### EXERCISE INSTRUCTIONS
Go through the lines below. Copy those with "Comp".
[begin PROVIDED RECORDS]
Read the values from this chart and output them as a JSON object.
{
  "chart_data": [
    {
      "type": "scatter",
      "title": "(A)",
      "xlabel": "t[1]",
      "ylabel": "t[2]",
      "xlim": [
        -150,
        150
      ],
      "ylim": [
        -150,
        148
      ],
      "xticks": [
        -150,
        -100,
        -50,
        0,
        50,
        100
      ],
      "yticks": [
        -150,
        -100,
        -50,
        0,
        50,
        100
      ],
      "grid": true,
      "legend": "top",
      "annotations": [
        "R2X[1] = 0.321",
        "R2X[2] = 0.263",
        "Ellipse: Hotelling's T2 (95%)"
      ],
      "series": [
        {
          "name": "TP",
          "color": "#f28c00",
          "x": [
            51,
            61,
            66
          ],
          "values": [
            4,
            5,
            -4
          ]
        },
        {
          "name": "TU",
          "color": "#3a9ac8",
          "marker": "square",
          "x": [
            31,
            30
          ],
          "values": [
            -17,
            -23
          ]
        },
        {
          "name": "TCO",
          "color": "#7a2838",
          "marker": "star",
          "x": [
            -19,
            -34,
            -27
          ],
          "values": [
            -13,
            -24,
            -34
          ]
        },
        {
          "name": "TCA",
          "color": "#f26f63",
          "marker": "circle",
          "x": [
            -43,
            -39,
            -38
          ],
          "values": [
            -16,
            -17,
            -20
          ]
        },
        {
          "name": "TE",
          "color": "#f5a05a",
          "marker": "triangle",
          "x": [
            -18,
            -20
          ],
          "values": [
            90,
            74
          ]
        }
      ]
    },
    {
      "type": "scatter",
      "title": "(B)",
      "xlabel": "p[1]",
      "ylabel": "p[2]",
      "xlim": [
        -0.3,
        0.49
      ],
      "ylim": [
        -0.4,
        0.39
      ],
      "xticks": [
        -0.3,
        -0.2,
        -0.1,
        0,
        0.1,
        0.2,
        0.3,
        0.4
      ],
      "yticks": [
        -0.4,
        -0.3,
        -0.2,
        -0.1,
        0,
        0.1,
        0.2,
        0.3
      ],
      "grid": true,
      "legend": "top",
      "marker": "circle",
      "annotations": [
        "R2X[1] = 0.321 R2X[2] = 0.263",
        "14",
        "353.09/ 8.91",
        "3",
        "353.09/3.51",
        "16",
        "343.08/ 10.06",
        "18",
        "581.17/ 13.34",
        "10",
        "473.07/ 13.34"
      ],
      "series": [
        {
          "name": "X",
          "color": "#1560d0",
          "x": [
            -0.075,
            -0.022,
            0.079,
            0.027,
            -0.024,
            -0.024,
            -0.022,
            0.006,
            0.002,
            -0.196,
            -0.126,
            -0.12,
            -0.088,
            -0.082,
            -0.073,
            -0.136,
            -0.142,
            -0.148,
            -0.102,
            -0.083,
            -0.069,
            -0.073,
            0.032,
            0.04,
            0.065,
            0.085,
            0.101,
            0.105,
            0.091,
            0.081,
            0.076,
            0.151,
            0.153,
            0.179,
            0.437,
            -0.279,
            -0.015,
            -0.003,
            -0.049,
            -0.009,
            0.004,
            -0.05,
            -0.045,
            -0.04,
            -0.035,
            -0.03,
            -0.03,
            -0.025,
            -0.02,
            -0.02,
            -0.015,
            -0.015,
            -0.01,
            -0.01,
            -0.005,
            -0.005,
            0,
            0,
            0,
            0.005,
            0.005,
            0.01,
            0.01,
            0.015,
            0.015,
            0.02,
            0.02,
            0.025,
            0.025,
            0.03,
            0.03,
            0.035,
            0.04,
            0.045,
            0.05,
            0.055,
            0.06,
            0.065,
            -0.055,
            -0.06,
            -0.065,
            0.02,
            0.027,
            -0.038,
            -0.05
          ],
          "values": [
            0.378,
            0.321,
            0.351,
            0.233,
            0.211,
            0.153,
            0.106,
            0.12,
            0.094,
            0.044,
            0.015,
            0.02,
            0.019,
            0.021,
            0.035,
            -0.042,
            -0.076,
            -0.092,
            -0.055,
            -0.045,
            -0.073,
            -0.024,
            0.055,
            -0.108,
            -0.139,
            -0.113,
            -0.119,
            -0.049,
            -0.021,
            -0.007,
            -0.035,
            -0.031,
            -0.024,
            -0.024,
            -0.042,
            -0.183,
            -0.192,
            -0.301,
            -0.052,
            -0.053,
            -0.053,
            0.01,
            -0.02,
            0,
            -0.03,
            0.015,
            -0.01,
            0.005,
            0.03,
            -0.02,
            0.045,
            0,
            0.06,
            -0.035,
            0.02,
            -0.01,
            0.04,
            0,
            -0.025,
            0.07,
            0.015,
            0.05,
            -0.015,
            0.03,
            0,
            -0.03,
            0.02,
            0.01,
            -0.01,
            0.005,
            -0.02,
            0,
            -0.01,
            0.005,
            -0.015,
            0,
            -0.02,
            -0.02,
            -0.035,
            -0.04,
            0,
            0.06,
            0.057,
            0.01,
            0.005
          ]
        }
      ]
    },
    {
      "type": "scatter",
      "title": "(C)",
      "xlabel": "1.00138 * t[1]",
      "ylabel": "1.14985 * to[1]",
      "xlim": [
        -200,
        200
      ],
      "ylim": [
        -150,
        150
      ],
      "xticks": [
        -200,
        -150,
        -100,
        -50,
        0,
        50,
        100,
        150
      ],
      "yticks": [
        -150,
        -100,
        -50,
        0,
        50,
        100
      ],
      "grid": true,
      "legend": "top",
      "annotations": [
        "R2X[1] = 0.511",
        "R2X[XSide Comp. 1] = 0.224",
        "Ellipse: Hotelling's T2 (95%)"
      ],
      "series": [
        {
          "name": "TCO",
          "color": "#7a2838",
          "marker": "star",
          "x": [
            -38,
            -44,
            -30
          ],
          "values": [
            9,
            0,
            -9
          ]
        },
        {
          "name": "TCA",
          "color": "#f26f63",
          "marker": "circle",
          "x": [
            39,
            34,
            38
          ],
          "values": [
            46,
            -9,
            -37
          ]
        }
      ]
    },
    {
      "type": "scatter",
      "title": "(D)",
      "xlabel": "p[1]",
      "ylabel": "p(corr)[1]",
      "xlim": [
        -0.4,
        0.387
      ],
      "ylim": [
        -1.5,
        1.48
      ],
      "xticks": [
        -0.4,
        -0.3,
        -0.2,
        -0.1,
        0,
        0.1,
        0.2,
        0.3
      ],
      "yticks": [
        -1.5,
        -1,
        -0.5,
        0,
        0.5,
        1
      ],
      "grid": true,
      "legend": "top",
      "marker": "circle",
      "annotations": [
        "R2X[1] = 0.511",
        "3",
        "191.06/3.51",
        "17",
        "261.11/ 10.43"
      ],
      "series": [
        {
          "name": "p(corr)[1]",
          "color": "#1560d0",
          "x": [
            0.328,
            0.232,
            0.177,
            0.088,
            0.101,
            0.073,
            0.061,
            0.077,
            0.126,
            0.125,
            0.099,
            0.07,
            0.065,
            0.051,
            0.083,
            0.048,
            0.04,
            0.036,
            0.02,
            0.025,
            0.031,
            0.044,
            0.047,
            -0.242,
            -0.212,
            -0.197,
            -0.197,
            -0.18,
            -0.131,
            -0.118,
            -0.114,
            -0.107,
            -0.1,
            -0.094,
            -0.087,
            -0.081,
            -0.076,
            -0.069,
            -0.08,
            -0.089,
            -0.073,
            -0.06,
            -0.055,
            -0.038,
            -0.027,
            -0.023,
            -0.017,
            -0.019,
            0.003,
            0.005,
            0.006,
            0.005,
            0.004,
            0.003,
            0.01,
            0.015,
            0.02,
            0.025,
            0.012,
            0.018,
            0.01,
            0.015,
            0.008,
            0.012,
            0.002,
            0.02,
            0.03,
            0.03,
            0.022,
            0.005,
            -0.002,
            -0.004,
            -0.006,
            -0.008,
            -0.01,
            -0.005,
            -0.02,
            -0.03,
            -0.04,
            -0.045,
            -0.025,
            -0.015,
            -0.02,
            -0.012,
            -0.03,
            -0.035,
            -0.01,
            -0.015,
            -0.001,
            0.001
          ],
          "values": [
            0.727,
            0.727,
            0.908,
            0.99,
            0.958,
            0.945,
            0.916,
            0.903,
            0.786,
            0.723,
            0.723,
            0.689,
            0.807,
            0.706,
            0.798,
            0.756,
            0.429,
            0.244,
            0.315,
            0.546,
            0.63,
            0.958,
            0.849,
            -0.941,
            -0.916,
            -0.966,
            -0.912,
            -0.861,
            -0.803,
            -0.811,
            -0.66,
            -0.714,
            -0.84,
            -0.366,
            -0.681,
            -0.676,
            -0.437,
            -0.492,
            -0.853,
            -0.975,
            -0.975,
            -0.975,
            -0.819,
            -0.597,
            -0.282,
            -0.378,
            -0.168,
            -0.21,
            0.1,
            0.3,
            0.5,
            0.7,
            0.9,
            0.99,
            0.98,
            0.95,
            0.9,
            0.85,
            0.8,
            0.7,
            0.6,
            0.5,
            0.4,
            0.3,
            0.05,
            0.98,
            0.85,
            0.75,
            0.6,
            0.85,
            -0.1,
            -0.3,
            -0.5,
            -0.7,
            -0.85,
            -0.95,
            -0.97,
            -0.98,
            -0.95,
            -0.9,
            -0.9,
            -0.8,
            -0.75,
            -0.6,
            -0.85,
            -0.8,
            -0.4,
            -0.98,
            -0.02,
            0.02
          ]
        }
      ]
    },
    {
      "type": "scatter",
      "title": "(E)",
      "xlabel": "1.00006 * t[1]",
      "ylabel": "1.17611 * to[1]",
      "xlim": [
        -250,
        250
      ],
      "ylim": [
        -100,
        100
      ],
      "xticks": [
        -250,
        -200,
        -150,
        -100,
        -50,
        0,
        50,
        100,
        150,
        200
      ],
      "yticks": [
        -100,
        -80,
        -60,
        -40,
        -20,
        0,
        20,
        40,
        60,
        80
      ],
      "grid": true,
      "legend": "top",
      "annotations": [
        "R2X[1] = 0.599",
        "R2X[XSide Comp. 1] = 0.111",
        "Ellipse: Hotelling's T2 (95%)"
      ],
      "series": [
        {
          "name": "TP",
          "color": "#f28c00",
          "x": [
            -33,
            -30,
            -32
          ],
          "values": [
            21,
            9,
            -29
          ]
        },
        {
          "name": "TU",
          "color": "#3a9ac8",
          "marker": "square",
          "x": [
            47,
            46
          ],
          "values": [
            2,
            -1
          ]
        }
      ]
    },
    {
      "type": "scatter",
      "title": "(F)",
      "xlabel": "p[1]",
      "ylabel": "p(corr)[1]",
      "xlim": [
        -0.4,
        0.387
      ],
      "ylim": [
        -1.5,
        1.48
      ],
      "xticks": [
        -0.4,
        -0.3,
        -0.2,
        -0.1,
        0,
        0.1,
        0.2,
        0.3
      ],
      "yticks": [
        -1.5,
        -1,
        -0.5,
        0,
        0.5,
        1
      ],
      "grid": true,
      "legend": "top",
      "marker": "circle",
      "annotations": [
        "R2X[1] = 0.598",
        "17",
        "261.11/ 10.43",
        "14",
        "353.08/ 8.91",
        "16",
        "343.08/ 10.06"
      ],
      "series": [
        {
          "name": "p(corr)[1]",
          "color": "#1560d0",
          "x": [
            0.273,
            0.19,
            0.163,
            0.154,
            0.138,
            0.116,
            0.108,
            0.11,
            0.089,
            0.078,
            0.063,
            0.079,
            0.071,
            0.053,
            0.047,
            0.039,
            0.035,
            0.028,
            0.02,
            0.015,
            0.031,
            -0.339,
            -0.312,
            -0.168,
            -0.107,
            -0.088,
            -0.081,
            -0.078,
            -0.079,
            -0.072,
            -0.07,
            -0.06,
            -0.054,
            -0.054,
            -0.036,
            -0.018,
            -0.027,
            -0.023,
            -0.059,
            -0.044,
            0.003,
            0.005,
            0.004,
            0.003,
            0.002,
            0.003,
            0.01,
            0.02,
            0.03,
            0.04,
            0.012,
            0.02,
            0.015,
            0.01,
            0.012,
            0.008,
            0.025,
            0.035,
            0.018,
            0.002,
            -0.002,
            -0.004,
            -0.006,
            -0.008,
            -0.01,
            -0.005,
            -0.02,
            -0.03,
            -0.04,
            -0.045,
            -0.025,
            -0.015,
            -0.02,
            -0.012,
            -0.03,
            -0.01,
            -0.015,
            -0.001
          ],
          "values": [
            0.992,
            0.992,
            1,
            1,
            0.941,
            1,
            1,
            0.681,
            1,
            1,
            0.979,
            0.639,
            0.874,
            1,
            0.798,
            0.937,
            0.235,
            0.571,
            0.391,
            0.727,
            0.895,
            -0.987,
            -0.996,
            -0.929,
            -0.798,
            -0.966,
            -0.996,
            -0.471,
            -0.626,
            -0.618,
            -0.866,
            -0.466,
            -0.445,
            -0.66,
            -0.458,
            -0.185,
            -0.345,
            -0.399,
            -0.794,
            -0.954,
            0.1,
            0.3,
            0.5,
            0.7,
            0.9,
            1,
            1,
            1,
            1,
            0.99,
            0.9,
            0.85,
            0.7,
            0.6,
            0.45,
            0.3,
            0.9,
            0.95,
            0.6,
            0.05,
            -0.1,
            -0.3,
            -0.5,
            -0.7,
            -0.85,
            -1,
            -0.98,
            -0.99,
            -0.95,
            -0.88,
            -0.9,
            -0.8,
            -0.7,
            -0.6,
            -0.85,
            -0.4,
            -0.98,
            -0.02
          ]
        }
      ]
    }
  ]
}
[end PROVIDED RECORDS]
### RESULT BELOW
        "R2X[XSide Comp. 1] = 0.224",
        "R2X[XSide Comp. 1] = 0.111",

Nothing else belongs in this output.